### TASK PROMPT:
Return the complete listing that follows, with each line reproduced exactly.

________________

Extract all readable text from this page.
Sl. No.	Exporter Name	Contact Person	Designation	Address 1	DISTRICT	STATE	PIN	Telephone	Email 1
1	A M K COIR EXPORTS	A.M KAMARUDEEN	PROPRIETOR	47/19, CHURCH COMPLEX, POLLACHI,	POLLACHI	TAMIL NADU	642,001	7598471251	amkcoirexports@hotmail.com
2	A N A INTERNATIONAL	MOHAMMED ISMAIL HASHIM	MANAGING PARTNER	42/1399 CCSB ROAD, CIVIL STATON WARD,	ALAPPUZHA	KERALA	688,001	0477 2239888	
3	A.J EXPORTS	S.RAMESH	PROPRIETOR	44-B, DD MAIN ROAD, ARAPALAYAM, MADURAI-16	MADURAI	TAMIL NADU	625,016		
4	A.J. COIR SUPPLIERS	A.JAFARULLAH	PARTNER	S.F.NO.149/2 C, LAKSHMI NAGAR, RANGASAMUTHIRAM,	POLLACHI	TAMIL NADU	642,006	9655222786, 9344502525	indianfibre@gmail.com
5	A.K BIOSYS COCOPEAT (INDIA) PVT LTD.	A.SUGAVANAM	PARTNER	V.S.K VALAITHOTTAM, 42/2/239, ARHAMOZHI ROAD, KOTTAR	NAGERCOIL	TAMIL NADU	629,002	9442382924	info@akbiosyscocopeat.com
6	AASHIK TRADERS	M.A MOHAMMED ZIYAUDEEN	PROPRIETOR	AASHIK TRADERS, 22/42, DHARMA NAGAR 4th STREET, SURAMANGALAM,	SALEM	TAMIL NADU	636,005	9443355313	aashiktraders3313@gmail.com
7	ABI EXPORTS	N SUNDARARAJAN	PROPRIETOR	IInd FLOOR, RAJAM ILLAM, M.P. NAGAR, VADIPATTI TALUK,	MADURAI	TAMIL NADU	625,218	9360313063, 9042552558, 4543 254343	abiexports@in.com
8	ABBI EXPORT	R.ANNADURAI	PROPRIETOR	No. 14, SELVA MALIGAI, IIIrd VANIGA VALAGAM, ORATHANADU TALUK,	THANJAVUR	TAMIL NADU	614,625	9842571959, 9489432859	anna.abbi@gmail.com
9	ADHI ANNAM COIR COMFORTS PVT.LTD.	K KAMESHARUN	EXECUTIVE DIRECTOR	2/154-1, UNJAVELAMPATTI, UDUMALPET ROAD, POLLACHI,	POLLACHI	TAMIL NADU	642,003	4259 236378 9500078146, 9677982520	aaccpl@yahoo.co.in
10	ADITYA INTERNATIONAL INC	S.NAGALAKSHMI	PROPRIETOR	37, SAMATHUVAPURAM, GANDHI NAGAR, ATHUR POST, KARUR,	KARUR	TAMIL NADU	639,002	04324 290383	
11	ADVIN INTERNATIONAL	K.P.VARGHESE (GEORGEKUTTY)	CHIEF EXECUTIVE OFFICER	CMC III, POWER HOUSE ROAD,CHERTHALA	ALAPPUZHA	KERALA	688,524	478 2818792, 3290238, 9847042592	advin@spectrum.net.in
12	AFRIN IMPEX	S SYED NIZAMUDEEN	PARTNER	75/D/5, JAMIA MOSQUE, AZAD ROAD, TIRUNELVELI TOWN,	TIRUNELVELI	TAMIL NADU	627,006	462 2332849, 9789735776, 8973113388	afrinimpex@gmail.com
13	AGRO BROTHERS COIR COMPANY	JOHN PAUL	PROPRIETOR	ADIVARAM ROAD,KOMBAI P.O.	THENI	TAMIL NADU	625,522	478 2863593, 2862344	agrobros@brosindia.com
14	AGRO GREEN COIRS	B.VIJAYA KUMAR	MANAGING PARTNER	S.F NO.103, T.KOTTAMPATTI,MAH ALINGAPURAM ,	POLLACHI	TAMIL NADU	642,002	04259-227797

________________

### RESPONSE:
Extract all readable text from this page.
Sl. No.	Exporter Name	Contact Person	Designation	Address 1	DISTRICT	STATE	PIN	Telephone	Email 1
1	A M K COIR EXPORTS	A.M KAMARUDEEN	PROPRIETOR	47/19, CHURCH COMPLEX, POLLACHI,	POLLACHI	TAMIL NADU	642,001	7598471251	amkcoirexports@hotmail.com
2	A N A INTERNATIONAL	MOHAMMED ISMAIL HASHIM	MANAGING PARTNER	42/1399 CCSB ROAD, CIVIL STATON WARD,	ALAPPUZHA	KERALA	688,001	0477 2239888	
3	A.J EXPORTS	S.RAMESH	PROPRIETOR	44-B, DD MAIN ROAD, ARAPALAYAM, MADURAI-16	MADURAI	TAMIL NADU	625,016		
4	A.J. COIR SUPPLIERS	A.JAFARULLAH	PARTNER	S.F.NO.149/2 C, LAKSHMI NAGAR, RANGASAMUTHIRAM,	POLLACHI	TAMIL NADU	642,006	9655222786, 9344502525	indianfibre@gmail.com
5	A.K BIOSYS COCOPEAT (INDIA) PVT LTD.	A.SUGAVANAM	PARTNER	V.S.K VALAITHOTTAM, 42/2/239, ARHAMOZHI ROAD, KOTTAR	NAGERCOIL	TAMIL NADU	629,002	9442382924	info@akbiosyscocopeat.com
6	AASHIK TRADERS	M.A MOHAMMED ZIYAUDEEN	PROPRIETOR	AASHIK TRADERS, 22/42, DHARMA NAGAR 4th STREET, SURAMANGALAM,	SALEM	TAMIL NADU	636,005	9443355313	aashiktraders3313@gmail.com
7	ABI EXPORTS	N SUNDARARAJAN	PROPRIETOR	IInd FLOOR, RAJAM ILLAM, M.P. NAGAR, VADIPATTI TALUK,	MADURAI	TAMIL NADU	625,218	9360313063, 9042552558, 4543 254343	abiexports@in.com
8	ABBI EXPORT	R.ANNADURAI	PROPRIETOR	No. 14, SELVA MALIGAI, IIIrd VANIGA VALAGAM, ORATHANADU TALUK,	THANJAVUR	TAMIL NADU	614,625	9842571959, 9489432859	anna.abbi@gmail.com
9	ADHI ANNAM COIR COMFORTS PVT.LTD.	K KAMESHARUN	EXECUTIVE DIRECTOR	2/154-1, UNJAVELAMPATTI, UDUMALPET ROAD, POLLACHI,	POLLACHI	TAMIL NADU	642,003	4259 236378 9500078146, 9677982520	aaccpl@yahoo.co.in
10	ADITYA INTERNATIONAL INC	S.NAGALAKSHMI	PROPRIETOR	37, SAMATHUVAPURAM, GANDHI NAGAR, ATHUR POST, KARUR,	KARUR	TAMIL NADU	639,002	04324 290383	
11	ADVIN INTERNATIONAL	K.P.VARGHESE (GEORGEKUTTY)	CHIEF EXECUTIVE OFFICER	CMC III, POWER HOUSE ROAD,CHERTHALA	ALAPPUZHA	KERALA	688,524	478 2818792, 3290238, 9847042592	advin@spectrum.net.in
12	AFRIN IMPEX	S SYED NIZAMUDEEN	PARTNER	75/D/5, JAMIA MOSQUE, AZAD ROAD, TIRUNELVELI TOWN,	TIRUNELVELI	TAMIL NADU	627,006	462 2332849, 9789735776, 8973113388	afrinimpex@gmail.com
13	AGRO BROTHERS COIR COMPANY	JOHN PAUL	PROPRIETOR	ADIVARAM ROAD,KOMBAI P.O.	THENI	TAMIL NADU	625,522	478 2863593, 2862344	agrobros@brosindia.com
14	AGRO GREEN COIRS	B.VIJAYA KUMAR	MANAGING PARTNER	S.F NO.103, T.KOTTAMPATTI,MAH ALINGAPURAM ,	POLLACHI	TAMIL NADU	642,002	04259-227797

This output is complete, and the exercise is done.